▶ Records contained in a dataset
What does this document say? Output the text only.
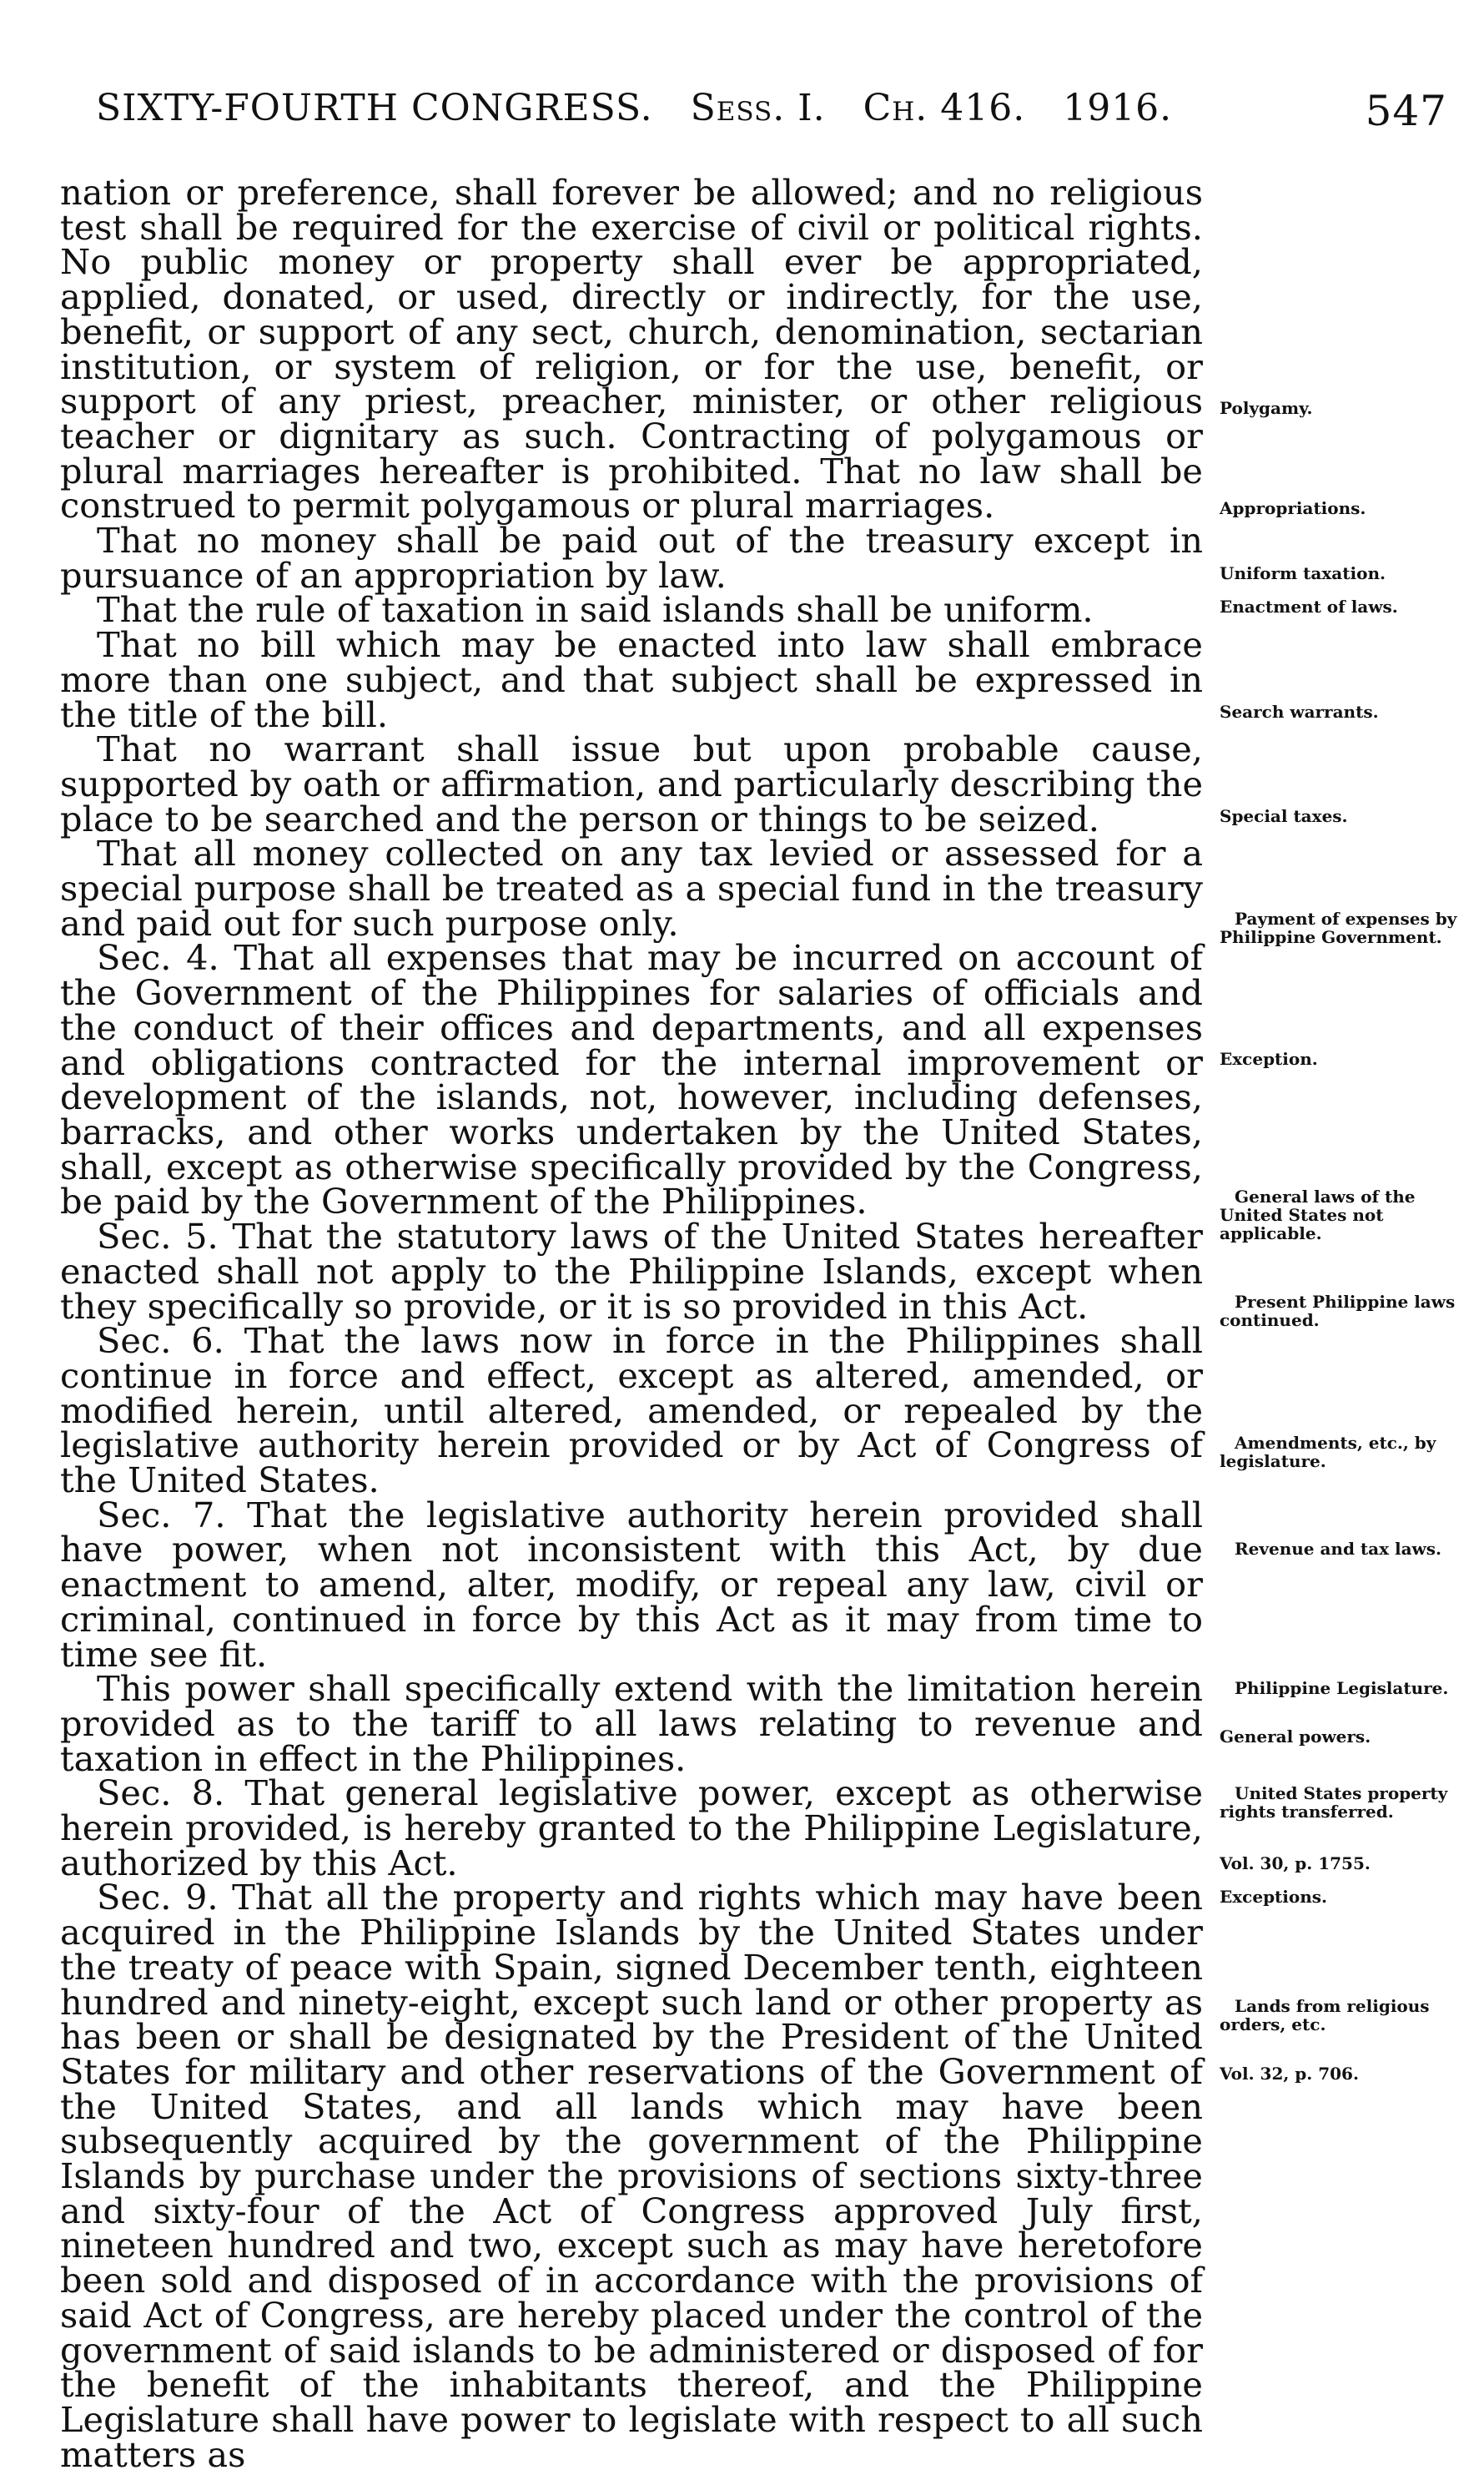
SIXTY-FOURTH CONGRESS. Sess. I. Ch. 416. 1916.	547

nation or preference, shall forever be allowed; and no religious test shall be required for the exercise of civil or political rights. No public money or property shall ever be appropriated, applied, donated, or used, directly or indirectly, for the use, benefit, or support of any sect, church, denomination, sectarian institution, or system of religion, or for the use, benefit, or support of any priest, preacher, minister, or other religious teacher or dignitary as such. Contracting of polygamous or plural marriages hereafter is prohibited. That no law shall be construed to permit polygamous or plural marriages.

That no money shall be paid out of the treasury except in pursuance of an appropriation by law.

That the rule of taxation in said islands shall be uniform.

That no bill which may be enacted into law shall embrace more than one subject, and that subject shall be expressed in the title of the bill.

That no warrant shall issue but upon probable cause, supported by oath or affirmation, and particularly describing the place to be searched and the person or things to be seized.

That all money collected on any tax levied or assessed for a special purpose shall be treated as a special fund in the treasury and paid out for such purpose only.

Sec. 4. That all expenses that may be incurred on account of the Government of the Philippines for salaries of officials and the conduct of their offices and departments, and all expenses and obligations contracted for the internal improvement or development of the islands, not, however, including defenses, barracks, and other works undertaken by the United States, shall, except as otherwise specifically provided by the Congress, be paid by the Government of the Philippines.

Sec. 5. That the statutory laws of the United States hereafter enacted shall not apply to the Philippine Islands, except when they specifically so provide, or it is so provided in this Act.

Sec. 6. That the laws now in force in the Philippines shall continue in force and effect, except as altered, amended, or modified herein, until altered, amended, or repealed by the legislative authority herein provided or by Act of Congress of the United States.

Sec. 7. That the legislative authority herein provided shall have power, when not inconsistent with this Act, by due enactment to amend, alter, modify, or repeal any law, civil or criminal, continued in force by this Act as it may from time to time see fit.

This power shall specifically extend with the limitation herein provided as to the tariff to all laws relating to revenue and taxation in effect in the Philippines.

Sec. 8. That general legislative power, except as otherwise herein provided, is hereby granted to the Philippine Legislature, authorized by this Act.

Sec. 9. That all the property and rights which may have been acquired in the Philippine Islands by the United States under the treaty of peace with Spain, signed December tenth, eighteen hundred and ninety-eight, except such land or other property as has been or shall be designated by the President of the United States for military and other reservations of the Government of the United States, and all lands which may have been subsequently acquired by the government of the Philippine Islands by purchase under the provisions of sections sixty-three and sixty-four of the Act of Congress approved July first, nineteen hundred and two, except such as may have heretofore been sold and disposed of in accordance with the provisions of said Act of Congress, are hereby placed under the control of the government of said islands to be administered or disposed of for the benefit of the inhabitants thereof, and the Philippine Legislature shall have power to legislate with respect to all such matters as

Polygamy.
Appropriations.
Uniform taxation.
Enactment of laws.
Search warrants.
Special taxes.
Payment of expenses by Philippine Government.
Exception.
General laws of the United States not applicable.
Present Philippine laws continued.
Amendments, etc., by legislature.
Revenue and tax laws.
Philippine Legislature.
General powers.
United States property rights transferred.
Vol. 30, p. 1755.
Exceptions.
Lands from religious orders, etc.
Vol. 32, p. 706.
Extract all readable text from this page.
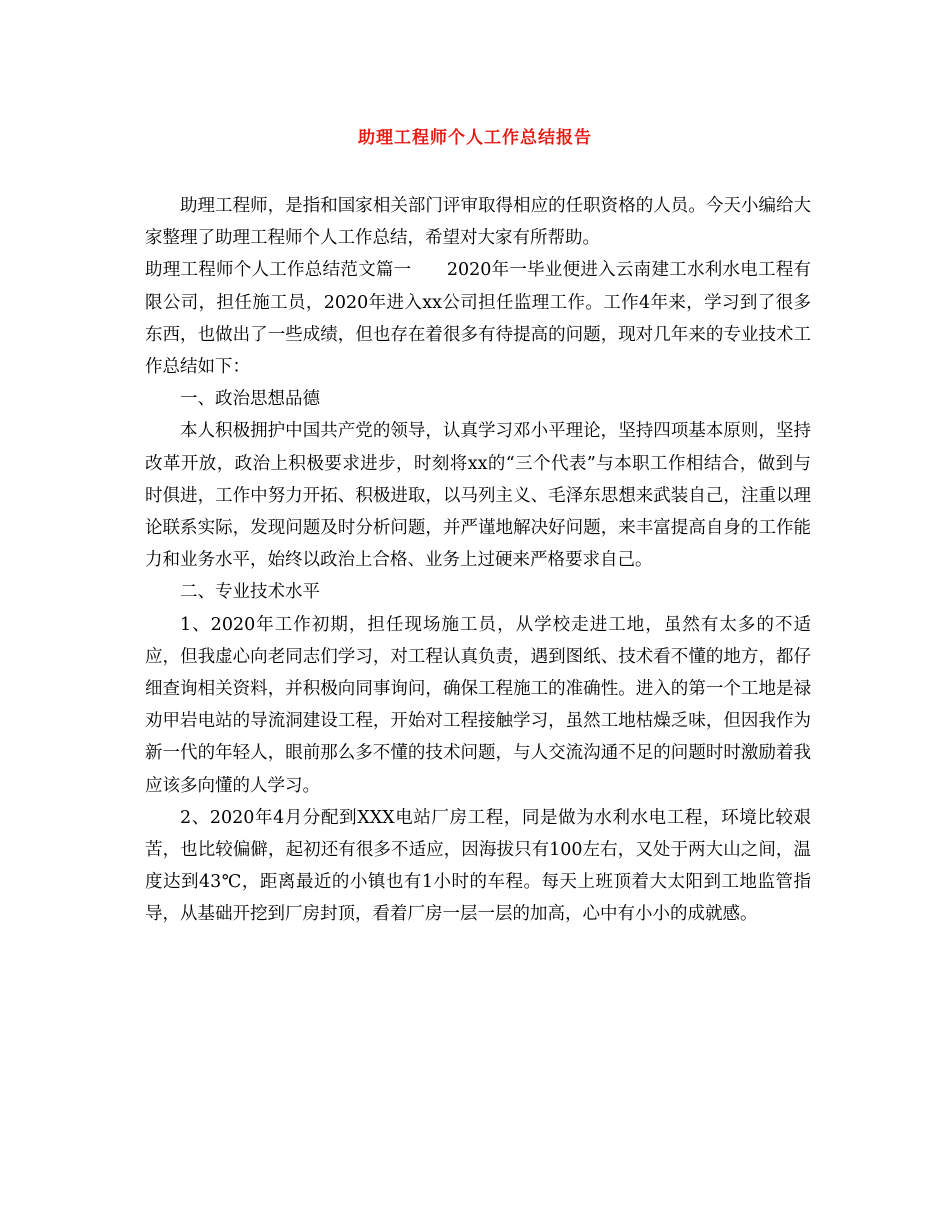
助理工程师个人工作总结报告

助理工程师，是指和国家相关部门评审取得相应的任职资格的人员。今天小编给大家整理了助理工程师个人工作总结，希望对大家有所帮助。

助理工程师个人工作总结范文篇一　　2020年一毕业便进入云南建工水利水电工程有限公司，担任施工员，2020年进入xx公司担任监理工作。工作4年来，学习到了很多东西，也做出了一些成绩，但也存在着很多有待提高的问题，现对几年来的专业技术工作总结如下：

一、政治思想品德

本人积极拥护中国共产党的领导，认真学习邓小平理论，坚持四项基本原则，坚持改革开放，政治上积极要求进步，时刻将xx的“三个代表”与本职工作相结合，做到与时俱进，工作中努力开拓、积极进取，以马列主义、毛泽东思想来武装自己，注重以理论联系实际，发现问题及时分析问题，并严谨地解决好问题，来丰富提高自身的工作能力和业务水平，始终以政治上合格、业务上过硬来严格要求自己。

二、专业技术水平

1、2020年工作初期，担任现场施工员，从学校走进工地，虽然有太多的不适应，但我虚心向老同志们学习，对工程认真负责，遇到图纸、技术看不懂的地方，都仔细查询相关资料，并积极向同事询问，确保工程施工的准确性。进入的第一个工地是禄劝甲岩电站的导流洞建设工程，开始对工程接触学习，虽然工地枯燥乏味，但因我作为新一代的年轻人，眼前那么多不懂的技术问题，与人交流沟通不足的问题时时激励着我应该多向懂的人学习。

2、2020年4月分配到XXX电站厂房工程，同是做为水利水电工程，环境比较艰苦，也比较偏僻，起初还有很多不适应，因海拔只有100左右，又处于两大山之间，温度达到43℃，距离最近的小镇也有1小时的车程。每天上班顶着大太阳到工地监管指导，从基础开挖到厂房封顶，看着厂房一层一层的加高，心中有小小的成就感。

▶ SET EXERCISE
Restate each entry word for word, leaving out any pictures.

▶ OUTPUT FOR THIS EXERCISE
What does this document say? Output the text only.
SIXTY-FOURTH CONGRESS. Sess. I. Ch. 416. 1916.	547

nation or preference, shall forever be allowed; and no religious test shall be required for the exercise of civil or political rights. No public money or property shall ever be appropriated, applied, donated, or used, directly or indirectly, for the use, benefit, or support of any sect, church, denomination, sectarian institution, or system of religion, or for the use, benefit, or support of any priest, preacher, minister, or other religious teacher or dignitary as such. Contracting of polygamous or plural marriages hereafter is prohibited. That no law shall be construed to permit polygamous or plural marriages.

That no money shall be paid out of the treasury except in pursuance of an appropriation by law.

That the rule of taxation in said islands shall be uniform.

That no bill which may be enacted into law shall embrace more than one subject, and that subject shall be expressed in the title of the bill.

That no warrant shall issue but upon probable cause, supported by oath or affirmation, and particularly describing the place to be searched and the person or things to be seized.

That all money collected on any tax levied or assessed for a special purpose shall be treated as a special fund in the treasury and paid out for such purpose only.

Sec. 4. That all expenses that may be incurred on account of the Government of the Philippines for salaries of officials and the conduct of their offices and departments, and all expenses and obligations contracted for the internal improvement or development of the islands, not, however, including defenses, barracks, and other works undertaken by the United States, shall, except as otherwise specifically provided by the Congress, be paid by the Government of the Philippines.

Sec. 5. That the statutory laws of the United States hereafter enacted shall not apply to the Philippine Islands, except when they specifically so provide, or it is so provided in this Act.

Sec. 6. That the laws now in force in the Philippines shall continue in force and effect, except as altered, amended, or modified herein, until altered, amended, or repealed by the legislative authority herein provided or by Act of Congress of the United States.

Sec. 7. That the legislative authority herein provided shall have power, when not inconsistent with this Act, by due enactment to amend, alter, modify, or repeal any law, civil or criminal, continued in force by this Act as it may from time to time see fit.

This power shall specifically extend with the limitation herein provided as to the tariff to all laws relating to revenue and taxation in effect in the Philippines.

Sec. 8. That general legislative power, except as otherwise herein provided, is hereby granted to the Philippine Legislature, authorized by this Act.

Sec. 9. That all the property and rights which may have been acquired in the Philippine Islands by the United States under the treaty of peace with Spain, signed December tenth, eighteen hundred and ninety-eight, except such land or other property as has been or shall be designated by the President of the United States for military and other reservations of the Government of the United States, and all lands which may have been subsequently acquired by the government of the Philippine Islands by purchase under the provisions of sections sixty-three and sixty-four of the Act of Congress approved July first, nineteen hundred and two, except such as may have heretofore been sold and disposed of in accordance with the provisions of said Act of Congress, are hereby placed under the control of the government of said islands to be administered or disposed of for the benefit of the inhabitants thereof, and the Philippine Legislature shall have power to legislate with respect to all such matters as

Polygamy.
Appropriations.
Uniform taxation.
Enactment of laws.
Search warrants.
Special taxes.
Payment of expenses by Philippine Government.
Exception.
General laws of the United States not applicable.
Present Philippine laws continued.
Amendments, etc., by legislature.
Revenue and tax laws.
Philippine Legislature.
General powers.
United States property rights transferred.
Vol. 30, p. 1755.
Exceptions.
Lands from religious orders, etc.
Vol. 32, p. 706.
Extract all readable text from this page.
助理工程师个人工作总结报告

助理工程师，是指和国家相关部门评审取得相应的任职资格的人员。今天小编给大家整理了助理工程师个人工作总结，希望对大家有所帮助。

助理工程师个人工作总结范文篇一　　2020年一毕业便进入云南建工水利水电工程有限公司，担任施工员，2020年进入xx公司担任监理工作。工作4年来，学习到了很多东西，也做出了一些成绩，但也存在着很多有待提高的问题，现对几年来的专业技术工作总结如下：

一、政治思想品德

本人积极拥护中国共产党的领导，认真学习邓小平理论，坚持四项基本原则，坚持改革开放，政治上积极要求进步，时刻将xx的“三个代表”与本职工作相结合，做到与时俱进，工作中努力开拓、积极进取，以马列主义、毛泽东思想来武装自己，注重以理论联系实际，发现问题及时分析问题，并严谨地解决好问题，来丰富提高自身的工作能力和业务水平，始终以政治上合格、业务上过硬来严格要求自己。

二、专业技术水平

1、2020年工作初期，担任现场施工员，从学校走进工地，虽然有太多的不适应，但我虚心向老同志们学习，对工程认真负责，遇到图纸、技术看不懂的地方，都仔细查询相关资料，并积极向同事询问，确保工程施工的准确性。进入的第一个工地是禄劝甲岩电站的导流洞建设工程，开始对工程接触学习，虽然工地枯燥乏味，但因我作为新一代的年轻人，眼前那么多不懂的技术问题，与人交流沟通不足的问题时时激励着我应该多向懂的人学习。

2、2020年4月分配到XXX电站厂房工程，同是做为水利水电工程，环境比较艰苦，也比较偏僻，起初还有很多不适应，因海拔只有100左右，又处于两大山之间，温度达到43℃，距离最近的小镇也有1小时的车程。每天上班顶着大太阳到工地监管指导，从基础开挖到厂房封顶，看着厂房一层一层的加高，心中有小小的成就感。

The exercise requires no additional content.